Collection entries:
++++++++
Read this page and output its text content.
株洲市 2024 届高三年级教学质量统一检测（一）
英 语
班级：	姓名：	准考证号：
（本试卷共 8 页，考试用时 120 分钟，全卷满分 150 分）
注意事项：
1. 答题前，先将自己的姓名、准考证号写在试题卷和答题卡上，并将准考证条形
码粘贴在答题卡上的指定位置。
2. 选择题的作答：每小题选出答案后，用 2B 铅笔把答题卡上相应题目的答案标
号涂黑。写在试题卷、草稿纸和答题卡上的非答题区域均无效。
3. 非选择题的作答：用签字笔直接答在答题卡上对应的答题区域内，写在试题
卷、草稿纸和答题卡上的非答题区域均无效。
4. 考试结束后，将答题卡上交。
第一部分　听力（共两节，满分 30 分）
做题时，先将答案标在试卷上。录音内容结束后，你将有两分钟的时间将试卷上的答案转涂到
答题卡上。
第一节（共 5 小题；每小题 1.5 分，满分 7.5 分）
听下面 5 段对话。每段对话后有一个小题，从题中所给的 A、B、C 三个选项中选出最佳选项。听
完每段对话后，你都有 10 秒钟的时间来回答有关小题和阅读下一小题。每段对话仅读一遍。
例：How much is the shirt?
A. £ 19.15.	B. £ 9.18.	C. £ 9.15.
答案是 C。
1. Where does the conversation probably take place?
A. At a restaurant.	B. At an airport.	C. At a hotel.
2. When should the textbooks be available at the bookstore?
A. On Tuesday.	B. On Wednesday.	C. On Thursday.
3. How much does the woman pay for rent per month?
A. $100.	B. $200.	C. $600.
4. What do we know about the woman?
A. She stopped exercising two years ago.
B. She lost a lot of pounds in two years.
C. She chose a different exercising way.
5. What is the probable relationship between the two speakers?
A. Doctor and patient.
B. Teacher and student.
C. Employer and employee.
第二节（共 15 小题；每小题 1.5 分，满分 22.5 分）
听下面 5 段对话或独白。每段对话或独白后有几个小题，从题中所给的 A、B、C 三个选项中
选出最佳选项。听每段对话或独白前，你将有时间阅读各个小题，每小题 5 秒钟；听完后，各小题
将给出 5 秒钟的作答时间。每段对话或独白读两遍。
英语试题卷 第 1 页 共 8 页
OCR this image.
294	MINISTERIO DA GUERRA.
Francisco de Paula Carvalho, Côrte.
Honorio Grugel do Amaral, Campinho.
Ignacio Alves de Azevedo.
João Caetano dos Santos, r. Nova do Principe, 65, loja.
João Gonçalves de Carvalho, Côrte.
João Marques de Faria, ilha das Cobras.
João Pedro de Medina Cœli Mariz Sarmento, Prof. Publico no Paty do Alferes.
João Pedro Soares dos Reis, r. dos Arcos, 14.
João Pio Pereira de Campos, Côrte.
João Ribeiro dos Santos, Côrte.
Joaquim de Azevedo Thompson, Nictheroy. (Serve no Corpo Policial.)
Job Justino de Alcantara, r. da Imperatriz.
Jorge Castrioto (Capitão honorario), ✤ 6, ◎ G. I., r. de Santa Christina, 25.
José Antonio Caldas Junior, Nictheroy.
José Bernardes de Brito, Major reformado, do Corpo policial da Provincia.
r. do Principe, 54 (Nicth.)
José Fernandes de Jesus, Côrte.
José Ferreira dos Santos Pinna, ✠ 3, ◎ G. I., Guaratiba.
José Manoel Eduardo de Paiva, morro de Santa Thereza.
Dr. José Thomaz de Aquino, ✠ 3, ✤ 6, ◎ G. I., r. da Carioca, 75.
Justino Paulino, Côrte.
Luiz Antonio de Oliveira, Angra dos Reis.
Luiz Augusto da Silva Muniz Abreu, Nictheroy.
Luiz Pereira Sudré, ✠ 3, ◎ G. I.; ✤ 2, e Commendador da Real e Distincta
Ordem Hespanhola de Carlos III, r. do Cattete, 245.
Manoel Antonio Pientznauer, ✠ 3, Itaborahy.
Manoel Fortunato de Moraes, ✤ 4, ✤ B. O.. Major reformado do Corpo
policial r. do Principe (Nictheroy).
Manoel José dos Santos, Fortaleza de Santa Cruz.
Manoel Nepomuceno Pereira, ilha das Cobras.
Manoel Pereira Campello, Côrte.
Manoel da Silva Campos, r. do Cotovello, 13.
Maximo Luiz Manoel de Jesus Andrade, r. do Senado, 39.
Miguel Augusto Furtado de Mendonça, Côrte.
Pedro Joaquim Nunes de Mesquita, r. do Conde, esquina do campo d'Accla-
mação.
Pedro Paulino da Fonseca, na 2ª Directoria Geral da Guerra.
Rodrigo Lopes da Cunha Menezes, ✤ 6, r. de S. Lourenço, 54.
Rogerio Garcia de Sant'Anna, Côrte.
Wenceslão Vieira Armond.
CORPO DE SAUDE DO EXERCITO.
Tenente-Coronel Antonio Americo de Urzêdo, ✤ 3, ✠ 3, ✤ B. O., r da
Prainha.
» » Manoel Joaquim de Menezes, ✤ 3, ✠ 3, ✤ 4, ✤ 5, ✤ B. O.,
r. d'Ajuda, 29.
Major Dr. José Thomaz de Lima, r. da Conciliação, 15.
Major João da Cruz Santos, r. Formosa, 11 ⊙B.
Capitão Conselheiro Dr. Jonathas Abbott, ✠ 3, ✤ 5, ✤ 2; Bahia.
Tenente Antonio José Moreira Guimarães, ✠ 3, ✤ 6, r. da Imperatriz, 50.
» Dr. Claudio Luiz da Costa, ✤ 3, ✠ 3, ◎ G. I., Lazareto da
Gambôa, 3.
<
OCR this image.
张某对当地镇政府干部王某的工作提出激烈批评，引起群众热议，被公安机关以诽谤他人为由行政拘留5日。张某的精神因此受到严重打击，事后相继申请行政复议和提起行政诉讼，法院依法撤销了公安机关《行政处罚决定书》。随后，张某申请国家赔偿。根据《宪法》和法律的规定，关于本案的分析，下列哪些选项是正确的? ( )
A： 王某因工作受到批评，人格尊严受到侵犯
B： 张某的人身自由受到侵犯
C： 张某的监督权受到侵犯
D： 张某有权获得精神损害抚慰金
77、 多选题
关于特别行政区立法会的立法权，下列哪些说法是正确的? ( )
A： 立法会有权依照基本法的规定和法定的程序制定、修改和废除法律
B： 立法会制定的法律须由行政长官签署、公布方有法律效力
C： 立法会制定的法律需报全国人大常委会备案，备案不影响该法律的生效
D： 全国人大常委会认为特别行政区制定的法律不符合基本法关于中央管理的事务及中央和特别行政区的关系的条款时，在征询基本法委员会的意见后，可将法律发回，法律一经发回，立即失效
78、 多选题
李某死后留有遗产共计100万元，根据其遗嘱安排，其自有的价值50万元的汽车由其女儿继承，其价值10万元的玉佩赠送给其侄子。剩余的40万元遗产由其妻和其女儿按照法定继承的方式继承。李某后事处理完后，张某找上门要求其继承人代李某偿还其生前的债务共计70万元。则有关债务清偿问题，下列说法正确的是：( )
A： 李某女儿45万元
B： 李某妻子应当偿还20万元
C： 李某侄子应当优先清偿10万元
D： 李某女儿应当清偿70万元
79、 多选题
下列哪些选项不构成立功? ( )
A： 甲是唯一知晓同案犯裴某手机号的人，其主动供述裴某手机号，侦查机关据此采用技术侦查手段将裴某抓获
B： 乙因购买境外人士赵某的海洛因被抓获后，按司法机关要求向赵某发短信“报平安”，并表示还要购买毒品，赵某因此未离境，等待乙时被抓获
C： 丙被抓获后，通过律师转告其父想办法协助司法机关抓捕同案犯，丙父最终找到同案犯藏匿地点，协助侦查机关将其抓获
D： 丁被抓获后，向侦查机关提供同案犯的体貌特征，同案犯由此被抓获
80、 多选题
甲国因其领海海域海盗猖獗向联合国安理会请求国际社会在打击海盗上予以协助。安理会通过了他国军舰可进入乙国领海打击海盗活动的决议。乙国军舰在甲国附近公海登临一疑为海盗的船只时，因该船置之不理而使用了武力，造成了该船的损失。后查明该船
++++++++
### Work instructions
Go through the material above and count the lines that contain "Silva"; give that number alone.

### Exercise response
2